■ SHORT PROBLEM ■
Give the material once more, word for word, without any images.

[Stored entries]
....
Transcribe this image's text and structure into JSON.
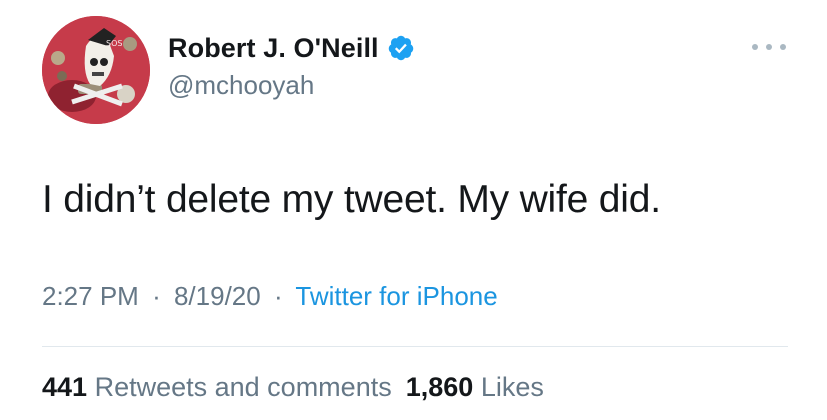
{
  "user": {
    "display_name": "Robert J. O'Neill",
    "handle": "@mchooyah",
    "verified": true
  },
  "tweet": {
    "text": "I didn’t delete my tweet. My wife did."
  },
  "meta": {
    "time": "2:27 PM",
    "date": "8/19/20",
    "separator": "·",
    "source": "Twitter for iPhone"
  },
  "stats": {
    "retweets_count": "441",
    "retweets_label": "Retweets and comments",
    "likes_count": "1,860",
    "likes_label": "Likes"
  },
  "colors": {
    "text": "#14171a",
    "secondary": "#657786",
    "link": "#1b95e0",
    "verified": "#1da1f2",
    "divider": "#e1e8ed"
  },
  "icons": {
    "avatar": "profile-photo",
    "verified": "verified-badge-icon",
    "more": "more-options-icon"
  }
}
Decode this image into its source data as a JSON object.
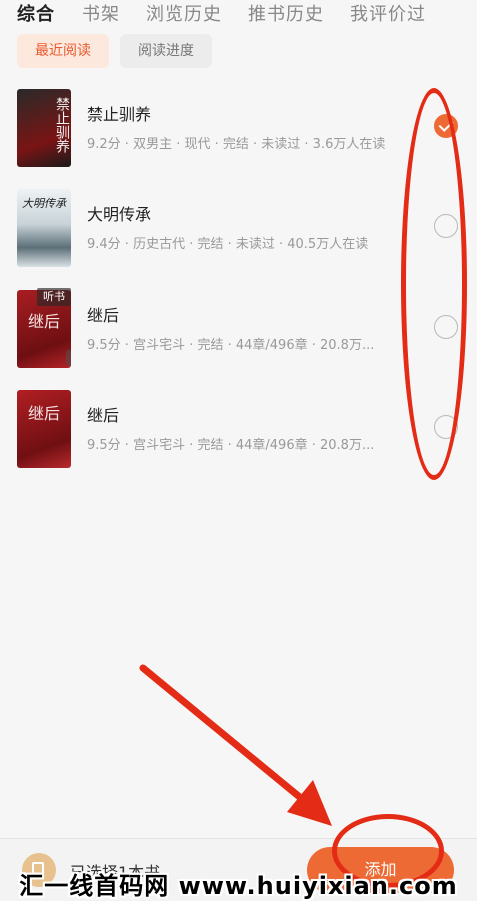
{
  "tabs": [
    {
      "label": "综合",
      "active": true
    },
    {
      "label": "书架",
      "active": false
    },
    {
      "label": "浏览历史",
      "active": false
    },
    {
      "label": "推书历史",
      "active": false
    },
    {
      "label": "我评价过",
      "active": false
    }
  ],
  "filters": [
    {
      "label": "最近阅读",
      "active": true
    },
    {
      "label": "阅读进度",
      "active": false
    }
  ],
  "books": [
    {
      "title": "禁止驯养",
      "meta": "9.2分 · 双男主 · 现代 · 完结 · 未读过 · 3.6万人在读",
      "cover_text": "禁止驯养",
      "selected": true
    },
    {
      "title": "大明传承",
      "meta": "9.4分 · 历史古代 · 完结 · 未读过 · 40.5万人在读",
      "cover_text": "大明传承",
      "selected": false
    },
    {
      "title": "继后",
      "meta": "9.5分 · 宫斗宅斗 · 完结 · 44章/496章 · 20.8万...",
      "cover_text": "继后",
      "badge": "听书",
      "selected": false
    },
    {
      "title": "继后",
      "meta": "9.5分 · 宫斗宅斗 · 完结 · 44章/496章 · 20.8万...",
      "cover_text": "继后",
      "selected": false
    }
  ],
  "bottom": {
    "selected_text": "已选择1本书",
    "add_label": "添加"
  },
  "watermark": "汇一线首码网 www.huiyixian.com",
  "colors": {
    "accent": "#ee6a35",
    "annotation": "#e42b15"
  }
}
....
■ CORRECT ANSWER ■
Transcribe this image's text and structure into JSON.
{
  "user": {
    "display_name": "Robert J. O'Neill",
    "handle": "@mchooyah",
    "verified": true
  },
  "tweet": {
    "text": "I didn’t delete my tweet. My wife did."
  },
  "meta": {
    "time": "2:27 PM",
    "date": "8/19/20",
    "separator": "·",
    "source": "Twitter for iPhone"
  },
  "stats": {
    "retweets_count": "441",
    "retweets_label": "Retweets and comments",
    "likes_count": "1,860",
    "likes_label": "Likes"
  },
  "colors": {
    "text": "#14171a",
    "secondary": "#657786",
    "link": "#1b95e0",
    "verified": "#1da1f2",
    "divider": "#e1e8ed"
  },
  "icons": {
    "avatar": "profile-photo",
    "verified": "verified-badge-icon",
    "more": "more-options-icon"
  }
}
Decode this image into its source data as a JSON object.
{
  "tabs": [
    {
      "label": "综合",
      "active": true
    },
    {
      "label": "书架",
      "active": false
    },
    {
      "label": "浏览历史",
      "active": false
    },
    {
      "label": "推书历史",
      "active": false
    },
    {
      "label": "我评价过",
      "active": false
    }
  ],
  "filters": [
    {
      "label": "最近阅读",
      "active": true
    },
    {
      "label": "阅读进度",
      "active": false
    }
  ],
  "books": [
    {
      "title": "禁止驯养",
      "meta": "9.2分 · 双男主 · 现代 · 完结 · 未读过 · 3.6万人在读",
      "cover_text": "禁止驯养",
      "selected": true
    },
    {
      "title": "大明传承",
      "meta": "9.4分 · 历史古代 · 完结 · 未读过 · 40.5万人在读",
      "cover_text": "大明传承",
      "selected": false
    },
    {
      "title": "继后",
      "meta": "9.5分 · 宫斗宅斗 · 完结 · 44章/496章 · 20.8万...",
      "cover_text": "继后",
      "badge": "听书",
      "selected": false
    },
    {
      "title": "继后",
      "meta": "9.5分 · 宫斗宅斗 · 完结 · 44章/496章 · 20.8万...",
      "cover_text": "继后",
      "selected": false
    }
  ],
  "bottom": {
    "selected_text": "已选择1本书",
    "add_label": "添加"
  },
  "watermark": "汇一线首码网 www.huiyixian.com",
  "colors": {
    "accent": "#ee6a35",
    "annotation": "#e42b15"
  }
}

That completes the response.